Records from a collection:

■ ■ ■

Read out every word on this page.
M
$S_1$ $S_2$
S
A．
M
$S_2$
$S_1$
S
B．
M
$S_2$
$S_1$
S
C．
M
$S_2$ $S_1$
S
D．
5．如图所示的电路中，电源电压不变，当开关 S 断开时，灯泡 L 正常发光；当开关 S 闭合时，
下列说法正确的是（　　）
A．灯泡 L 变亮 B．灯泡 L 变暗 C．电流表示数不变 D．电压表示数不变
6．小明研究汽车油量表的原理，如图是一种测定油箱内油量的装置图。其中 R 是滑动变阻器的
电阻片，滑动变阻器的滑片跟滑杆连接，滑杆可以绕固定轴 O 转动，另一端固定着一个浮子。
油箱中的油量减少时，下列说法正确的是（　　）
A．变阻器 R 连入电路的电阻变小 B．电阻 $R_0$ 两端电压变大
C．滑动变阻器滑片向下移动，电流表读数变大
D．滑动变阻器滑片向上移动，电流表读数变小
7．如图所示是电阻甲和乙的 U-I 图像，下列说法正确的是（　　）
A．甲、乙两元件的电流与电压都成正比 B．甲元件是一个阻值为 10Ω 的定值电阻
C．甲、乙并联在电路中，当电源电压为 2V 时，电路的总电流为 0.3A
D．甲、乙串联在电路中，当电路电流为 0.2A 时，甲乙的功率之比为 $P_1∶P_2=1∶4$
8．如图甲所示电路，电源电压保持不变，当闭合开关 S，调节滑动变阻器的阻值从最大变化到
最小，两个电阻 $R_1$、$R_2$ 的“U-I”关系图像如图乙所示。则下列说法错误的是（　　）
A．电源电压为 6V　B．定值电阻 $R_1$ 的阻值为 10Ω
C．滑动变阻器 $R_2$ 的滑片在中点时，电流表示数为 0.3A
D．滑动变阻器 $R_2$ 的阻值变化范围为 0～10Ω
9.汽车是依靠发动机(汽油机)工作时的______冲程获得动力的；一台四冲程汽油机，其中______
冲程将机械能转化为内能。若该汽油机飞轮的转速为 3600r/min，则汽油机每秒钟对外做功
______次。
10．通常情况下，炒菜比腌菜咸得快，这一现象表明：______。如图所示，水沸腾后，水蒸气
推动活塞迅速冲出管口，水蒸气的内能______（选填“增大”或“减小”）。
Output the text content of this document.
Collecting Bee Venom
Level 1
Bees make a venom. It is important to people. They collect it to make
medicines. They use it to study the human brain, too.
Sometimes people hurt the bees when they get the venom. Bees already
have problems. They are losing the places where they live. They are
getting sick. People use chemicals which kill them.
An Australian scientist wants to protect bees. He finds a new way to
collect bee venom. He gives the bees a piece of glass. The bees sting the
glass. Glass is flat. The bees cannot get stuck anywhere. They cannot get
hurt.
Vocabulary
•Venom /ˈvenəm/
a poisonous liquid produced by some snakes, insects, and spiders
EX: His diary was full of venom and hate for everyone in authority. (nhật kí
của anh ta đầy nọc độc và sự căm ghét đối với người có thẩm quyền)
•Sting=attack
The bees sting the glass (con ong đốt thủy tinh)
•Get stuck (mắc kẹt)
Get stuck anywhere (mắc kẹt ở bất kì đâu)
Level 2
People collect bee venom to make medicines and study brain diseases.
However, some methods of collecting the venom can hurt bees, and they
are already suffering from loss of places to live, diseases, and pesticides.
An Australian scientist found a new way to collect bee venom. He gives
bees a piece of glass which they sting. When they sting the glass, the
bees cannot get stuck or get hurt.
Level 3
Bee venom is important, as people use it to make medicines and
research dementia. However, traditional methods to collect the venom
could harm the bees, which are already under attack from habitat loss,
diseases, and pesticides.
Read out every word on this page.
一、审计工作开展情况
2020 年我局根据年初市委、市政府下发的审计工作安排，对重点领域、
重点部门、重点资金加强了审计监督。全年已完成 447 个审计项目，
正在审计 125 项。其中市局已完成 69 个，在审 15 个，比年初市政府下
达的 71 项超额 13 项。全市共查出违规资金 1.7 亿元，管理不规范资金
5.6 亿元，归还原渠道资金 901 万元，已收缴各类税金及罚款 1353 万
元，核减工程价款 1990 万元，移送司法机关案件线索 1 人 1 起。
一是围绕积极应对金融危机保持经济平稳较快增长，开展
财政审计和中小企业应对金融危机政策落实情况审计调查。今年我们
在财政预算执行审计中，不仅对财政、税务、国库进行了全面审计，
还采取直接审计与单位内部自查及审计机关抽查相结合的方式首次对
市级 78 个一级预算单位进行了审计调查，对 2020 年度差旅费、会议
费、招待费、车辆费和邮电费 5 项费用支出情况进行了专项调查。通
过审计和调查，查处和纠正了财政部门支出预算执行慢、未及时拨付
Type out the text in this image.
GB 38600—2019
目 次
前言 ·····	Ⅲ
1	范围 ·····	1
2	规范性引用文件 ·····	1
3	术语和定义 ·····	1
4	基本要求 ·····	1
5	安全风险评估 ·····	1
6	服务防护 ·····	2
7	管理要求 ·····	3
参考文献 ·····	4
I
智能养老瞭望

■ ■ ■

» Work instructions
Reproduce the listing in full. Keep it exactly as written.

» In response
Read out every word on this page.
M
$S_1$ $S_2$
S
A．
M
$S_2$
$S_1$
S
B．
M
$S_2$
$S_1$
S
C．
M
$S_2$ $S_1$
S
D．
5．如图所示的电路中，电源电压不变，当开关 S 断开时，灯泡 L 正常发光；当开关 S 闭合时，
下列说法正确的是（　　）
A．灯泡 L 变亮 B．灯泡 L 变暗 C．电流表示数不变 D．电压表示数不变
6．小明研究汽车油量表的原理，如图是一种测定油箱内油量的装置图。其中 R 是滑动变阻器的
电阻片，滑动变阻器的滑片跟滑杆连接，滑杆可以绕固定轴 O 转动，另一端固定着一个浮子。
油箱中的油量减少时，下列说法正确的是（　　）
A．变阻器 R 连入电路的电阻变小 B．电阻 $R_0$ 两端电压变大
C．滑动变阻器滑片向下移动，电流表读数变大
D．滑动变阻器滑片向上移动，电流表读数变小
7．如图所示是电阻甲和乙的 U-I 图像，下列说法正确的是（　　）
A．甲、乙两元件的电流与电压都成正比 B．甲元件是一个阻值为 10Ω 的定值电阻
C．甲、乙并联在电路中，当电源电压为 2V 时，电路的总电流为 0.3A
D．甲、乙串联在电路中，当电路电流为 0.2A 时，甲乙的功率之比为 $P_1∶P_2=1∶4$
8．如图甲所示电路，电源电压保持不变，当闭合开关 S，调节滑动变阻器的阻值从最大变化到
最小，两个电阻 $R_1$、$R_2$ 的“U-I”关系图像如图乙所示。则下列说法错误的是（　　）
A．电源电压为 6V　B．定值电阻 $R_1$ 的阻值为 10Ω
C．滑动变阻器 $R_2$ 的滑片在中点时，电流表示数为 0.3A
D．滑动变阻器 $R_2$ 的阻值变化范围为 0～10Ω
9.汽车是依靠发动机(汽油机)工作时的______冲程获得动力的；一台四冲程汽油机，其中______
冲程将机械能转化为内能。若该汽油机飞轮的转速为 3600r/min，则汽油机每秒钟对外做功
______次。
10．通常情况下，炒菜比腌菜咸得快，这一现象表明：______。如图所示，水沸腾后，水蒸气
推动活塞迅速冲出管口，水蒸气的内能______（选填“增大”或“减小”）。
Output the text content of this document.
Collecting Bee Venom
Level 1
Bees make a venom. It is important to people. They collect it to make
medicines. They use it to study the human brain, too.
Sometimes people hurt the bees when they get the venom. Bees already
have problems. They are losing the places where they live. They are
getting sick. People use chemicals which kill them.
An Australian scientist wants to protect bees. He finds a new way to
collect bee venom. He gives the bees a piece of glass. The bees sting the
glass. Glass is flat. The bees cannot get stuck anywhere. They cannot get
hurt.
Vocabulary
•Venom /ˈvenəm/
a poisonous liquid produced by some snakes, insects, and spiders
EX: His diary was full of venom and hate for everyone in authority. (nhật kí
của anh ta đầy nọc độc và sự căm ghét đối với người có thẩm quyền)
•Sting=attack
The bees sting the glass (con ong đốt thủy tinh)
•Get stuck (mắc kẹt)
Get stuck anywhere (mắc kẹt ở bất kì đâu)
Level 2
People collect bee venom to make medicines and study brain diseases.
However, some methods of collecting the venom can hurt bees, and they
are already suffering from loss of places to live, diseases, and pesticides.
An Australian scientist found a new way to collect bee venom. He gives
bees a piece of glass which they sting. When they sting the glass, the
bees cannot get stuck or get hurt.
Level 3
Bee venom is important, as people use it to make medicines and
research dementia. However, traditional methods to collect the venom
could harm the bees, which are already under attack from habitat loss,
diseases, and pesticides.
Read out every word on this page.
一、审计工作开展情况
2020 年我局根据年初市委、市政府下发的审计工作安排，对重点领域、
重点部门、重点资金加强了审计监督。全年已完成 447 个审计项目，
正在审计 125 项。其中市局已完成 69 个，在审 15 个，比年初市政府下
达的 71 项超额 13 项。全市共查出违规资金 1.7 亿元，管理不规范资金
5.6 亿元，归还原渠道资金 901 万元，已收缴各类税金及罚款 1353 万
元，核减工程价款 1990 万元，移送司法机关案件线索 1 人 1 起。
一是围绕积极应对金融危机保持经济平稳较快增长，开展
财政审计和中小企业应对金融危机政策落实情况审计调查。今年我们
在财政预算执行审计中，不仅对财政、税务、国库进行了全面审计，
还采取直接审计与单位内部自查及审计机关抽查相结合的方式首次对
市级 78 个一级预算单位进行了审计调查，对 2020 年度差旅费、会议
费、招待费、车辆费和邮电费 5 项费用支出情况进行了专项调查。通
过审计和调查，查处和纠正了财政部门支出预算执行慢、未及时拨付
Type out the text in this image.
GB 38600—2019
目 次
前言 ·····	Ⅲ
1	范围 ·····	1
2	规范性引用文件 ·····	1
3	术语和定义 ·····	1
4	基本要求 ·····	1
5	安全风险评估 ·····	1
6	服务防护 ·····	2
7	管理要求 ·····	3
参考文献 ·····	4
I
智能养老瞭望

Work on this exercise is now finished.